Excerpt from a dataset
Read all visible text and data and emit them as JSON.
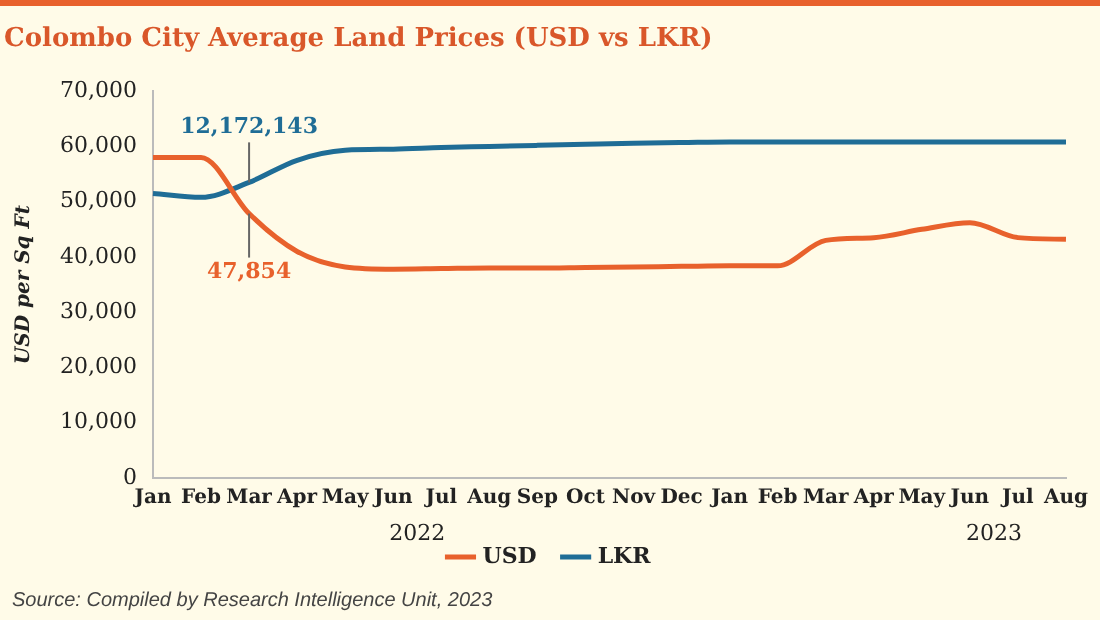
{
  "chart_data": {
    "type": "line",
    "title": "Colombo City Average Land Prices (USD vs LKR)",
    "ylabel": "USD per Sq Ft",
    "categories": [
      "Jan",
      "Feb",
      "Mar",
      "Apr",
      "May",
      "Jun",
      "Jul",
      "Aug",
      "Sep",
      "Oct",
      "Nov",
      "Dec",
      "Jan",
      "Feb",
      "Mar",
      "Apr",
      "May",
      "Jun",
      "Jul",
      "Aug"
    ],
    "series": [
      {
        "name": "USD",
        "color": "#e8612c",
        "values": [
          58000,
          58000,
          47854,
          41000,
          38200,
          37800,
          37900,
          38000,
          38000,
          38100,
          38200,
          38300,
          38400,
          38400,
          43000,
          43500,
          45000,
          46200,
          43500,
          43200
        ]
      },
      {
        "name": "LKR",
        "color": "#1f6d96",
        "values": [
          51500,
          50800,
          53500,
          57500,
          59300,
          59500,
          59800,
          60000,
          60200,
          60400,
          60600,
          60700,
          60800,
          60800,
          60800,
          60800,
          60800,
          60800,
          60800,
          60800
        ]
      }
    ],
    "ylim": [
      0,
      70000
    ],
    "yticks": [
      {
        "value": 0,
        "label": "0"
      },
      {
        "value": 10000,
        "label": "10,000"
      },
      {
        "value": 20000,
        "label": "20,000"
      },
      {
        "value": 30000,
        "label": "30,000"
      },
      {
        "value": 40000,
        "label": "40,000"
      },
      {
        "value": 50000,
        "label": "50,000"
      },
      {
        "value": 60000,
        "label": "60,000"
      },
      {
        "value": 70000,
        "label": "70,000"
      }
    ],
    "grid": false,
    "legend": "bottom",
    "marker": "none",
    "line_style": "solid",
    "annotations": [
      {
        "text": "12,172,143",
        "x": "Mar",
        "y": 53500
      },
      {
        "text": "47,854",
        "x": "Mar",
        "y": 47854
      },
      "2022",
      "2023",
      "Source: Compiled by Research Intelligence Unit, 2023"
    ]
  }
}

Task brief
Only the number is wanted: how many lines in the data include the word "text"?

Correct response
3